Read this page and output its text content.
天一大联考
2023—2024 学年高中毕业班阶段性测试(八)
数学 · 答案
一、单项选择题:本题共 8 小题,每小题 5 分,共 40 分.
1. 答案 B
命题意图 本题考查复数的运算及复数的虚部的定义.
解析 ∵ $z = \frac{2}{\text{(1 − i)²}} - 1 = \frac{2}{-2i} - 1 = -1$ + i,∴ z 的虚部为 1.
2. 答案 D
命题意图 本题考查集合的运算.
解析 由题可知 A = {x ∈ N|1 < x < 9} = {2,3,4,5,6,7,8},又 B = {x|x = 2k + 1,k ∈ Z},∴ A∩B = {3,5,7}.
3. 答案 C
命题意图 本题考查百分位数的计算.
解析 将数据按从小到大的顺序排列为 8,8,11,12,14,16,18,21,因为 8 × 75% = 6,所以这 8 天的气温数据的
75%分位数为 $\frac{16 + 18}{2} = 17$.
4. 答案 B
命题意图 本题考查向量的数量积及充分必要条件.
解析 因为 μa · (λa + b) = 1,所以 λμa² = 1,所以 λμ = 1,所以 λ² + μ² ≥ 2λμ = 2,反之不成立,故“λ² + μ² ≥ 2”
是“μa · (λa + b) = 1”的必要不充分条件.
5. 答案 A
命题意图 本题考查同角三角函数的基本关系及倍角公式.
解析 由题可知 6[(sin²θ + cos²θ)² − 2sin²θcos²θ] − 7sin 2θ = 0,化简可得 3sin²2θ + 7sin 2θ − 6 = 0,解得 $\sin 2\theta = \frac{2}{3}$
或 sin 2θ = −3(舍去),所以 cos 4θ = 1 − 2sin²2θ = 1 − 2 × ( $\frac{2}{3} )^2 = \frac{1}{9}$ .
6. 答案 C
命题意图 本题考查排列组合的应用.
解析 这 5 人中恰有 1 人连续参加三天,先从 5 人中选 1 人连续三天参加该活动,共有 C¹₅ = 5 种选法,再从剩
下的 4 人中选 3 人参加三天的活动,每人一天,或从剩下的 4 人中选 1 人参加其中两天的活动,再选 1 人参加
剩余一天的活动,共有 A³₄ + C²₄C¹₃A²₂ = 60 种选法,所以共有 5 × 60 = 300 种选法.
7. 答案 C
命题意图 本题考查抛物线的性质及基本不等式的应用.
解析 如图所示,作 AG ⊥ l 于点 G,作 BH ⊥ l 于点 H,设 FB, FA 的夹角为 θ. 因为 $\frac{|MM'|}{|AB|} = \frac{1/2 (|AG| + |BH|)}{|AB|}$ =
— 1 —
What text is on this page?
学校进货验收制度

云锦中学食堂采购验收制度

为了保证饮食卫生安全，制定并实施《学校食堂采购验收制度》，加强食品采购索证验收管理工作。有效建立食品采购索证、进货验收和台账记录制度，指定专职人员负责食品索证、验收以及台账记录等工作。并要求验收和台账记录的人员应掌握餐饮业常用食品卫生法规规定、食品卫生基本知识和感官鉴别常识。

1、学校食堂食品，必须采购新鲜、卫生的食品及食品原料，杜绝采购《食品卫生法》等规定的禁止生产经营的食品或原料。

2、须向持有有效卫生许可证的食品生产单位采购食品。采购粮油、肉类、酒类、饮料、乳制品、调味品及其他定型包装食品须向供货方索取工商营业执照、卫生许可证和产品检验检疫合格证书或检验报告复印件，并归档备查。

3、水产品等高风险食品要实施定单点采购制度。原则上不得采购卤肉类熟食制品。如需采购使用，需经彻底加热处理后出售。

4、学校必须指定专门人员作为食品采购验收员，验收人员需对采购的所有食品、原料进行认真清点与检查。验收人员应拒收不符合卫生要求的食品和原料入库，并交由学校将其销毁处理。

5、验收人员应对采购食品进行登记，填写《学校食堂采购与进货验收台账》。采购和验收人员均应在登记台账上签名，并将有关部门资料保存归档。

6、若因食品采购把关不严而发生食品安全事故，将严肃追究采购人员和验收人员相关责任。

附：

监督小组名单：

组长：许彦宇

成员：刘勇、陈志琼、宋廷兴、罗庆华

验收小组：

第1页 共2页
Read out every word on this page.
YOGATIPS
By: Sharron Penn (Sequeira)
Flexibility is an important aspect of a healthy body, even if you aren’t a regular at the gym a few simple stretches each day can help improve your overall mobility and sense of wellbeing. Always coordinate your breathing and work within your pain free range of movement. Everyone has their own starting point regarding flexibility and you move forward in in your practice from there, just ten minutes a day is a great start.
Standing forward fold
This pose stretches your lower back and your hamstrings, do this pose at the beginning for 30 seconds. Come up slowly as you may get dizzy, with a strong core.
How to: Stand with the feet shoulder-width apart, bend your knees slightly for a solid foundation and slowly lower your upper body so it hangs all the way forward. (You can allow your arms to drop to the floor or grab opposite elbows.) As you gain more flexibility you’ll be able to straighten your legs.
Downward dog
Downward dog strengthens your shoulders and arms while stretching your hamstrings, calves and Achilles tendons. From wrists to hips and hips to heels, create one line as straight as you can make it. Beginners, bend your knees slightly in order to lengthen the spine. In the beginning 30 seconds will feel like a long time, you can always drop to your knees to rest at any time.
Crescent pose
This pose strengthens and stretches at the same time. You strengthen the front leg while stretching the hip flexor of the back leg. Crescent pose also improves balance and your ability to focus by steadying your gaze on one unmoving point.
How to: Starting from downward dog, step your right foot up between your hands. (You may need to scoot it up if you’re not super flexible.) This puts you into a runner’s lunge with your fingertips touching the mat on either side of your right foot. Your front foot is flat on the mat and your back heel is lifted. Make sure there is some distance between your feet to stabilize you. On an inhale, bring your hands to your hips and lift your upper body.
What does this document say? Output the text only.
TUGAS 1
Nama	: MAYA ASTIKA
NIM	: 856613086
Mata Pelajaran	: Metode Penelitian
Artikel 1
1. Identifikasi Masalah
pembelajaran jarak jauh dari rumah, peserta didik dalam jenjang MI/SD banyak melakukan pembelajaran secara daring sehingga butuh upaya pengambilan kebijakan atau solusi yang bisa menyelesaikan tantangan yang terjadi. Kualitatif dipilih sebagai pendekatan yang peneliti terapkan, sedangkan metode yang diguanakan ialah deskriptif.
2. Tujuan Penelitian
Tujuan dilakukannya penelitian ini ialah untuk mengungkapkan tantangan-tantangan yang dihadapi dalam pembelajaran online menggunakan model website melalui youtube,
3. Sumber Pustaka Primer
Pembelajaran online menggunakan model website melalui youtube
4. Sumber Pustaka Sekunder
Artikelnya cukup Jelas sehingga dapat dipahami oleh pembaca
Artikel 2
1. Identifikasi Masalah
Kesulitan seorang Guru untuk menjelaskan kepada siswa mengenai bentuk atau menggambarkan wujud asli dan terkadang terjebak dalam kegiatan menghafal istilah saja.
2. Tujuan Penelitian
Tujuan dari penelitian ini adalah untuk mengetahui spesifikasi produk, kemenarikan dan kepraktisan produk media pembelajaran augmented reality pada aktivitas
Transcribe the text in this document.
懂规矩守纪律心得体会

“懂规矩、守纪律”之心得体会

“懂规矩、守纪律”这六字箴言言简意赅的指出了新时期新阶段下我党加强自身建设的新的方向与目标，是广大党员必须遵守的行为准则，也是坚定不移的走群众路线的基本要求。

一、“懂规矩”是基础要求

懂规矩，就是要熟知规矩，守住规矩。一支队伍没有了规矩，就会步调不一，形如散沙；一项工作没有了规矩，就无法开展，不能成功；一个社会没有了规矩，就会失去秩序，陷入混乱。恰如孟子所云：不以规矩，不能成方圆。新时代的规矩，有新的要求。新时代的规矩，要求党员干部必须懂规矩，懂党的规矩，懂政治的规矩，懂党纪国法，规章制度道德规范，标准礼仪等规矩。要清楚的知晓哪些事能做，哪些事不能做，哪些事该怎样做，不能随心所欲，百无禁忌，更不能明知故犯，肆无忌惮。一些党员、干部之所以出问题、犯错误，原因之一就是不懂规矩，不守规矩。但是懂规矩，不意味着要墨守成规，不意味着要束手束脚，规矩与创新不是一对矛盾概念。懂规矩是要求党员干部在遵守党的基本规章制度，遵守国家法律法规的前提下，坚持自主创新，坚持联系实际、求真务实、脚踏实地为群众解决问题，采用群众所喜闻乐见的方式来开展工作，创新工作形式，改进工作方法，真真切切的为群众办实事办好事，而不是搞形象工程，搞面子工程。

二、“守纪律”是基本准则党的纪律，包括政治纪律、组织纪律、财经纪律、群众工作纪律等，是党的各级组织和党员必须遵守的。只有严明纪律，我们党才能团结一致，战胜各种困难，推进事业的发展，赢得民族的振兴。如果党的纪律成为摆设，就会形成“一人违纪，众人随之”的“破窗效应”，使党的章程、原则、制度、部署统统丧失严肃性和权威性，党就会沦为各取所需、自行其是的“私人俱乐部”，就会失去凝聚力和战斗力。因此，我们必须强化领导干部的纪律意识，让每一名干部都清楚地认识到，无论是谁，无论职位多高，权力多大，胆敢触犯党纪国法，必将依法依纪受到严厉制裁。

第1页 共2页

▶ _EXERCISE GOAL_: Report all lines of the material that contain the word "untuk".

▶ _ANSWER TO THE PROBLEM_:
Tujuan dilakukannya penelitian ini ialah untuk mengungkapkan tantangan-tantangan yang dihadapi dalam pembelajaran online menggunakan model website melalui youtube,
Kesulitan seorang Guru untuk menjelaskan kepada siswa mengenai bentuk atau menggambarkan wujud asli dan terkadang terjebak dalam kegiatan menghafal istilah saja.
Tujuan dari penelitian ini adalah untuk mengetahui spesifikasi produk, kemenarikan dan kepraktisan produk media pembelajaran augmented reality pada aktivitas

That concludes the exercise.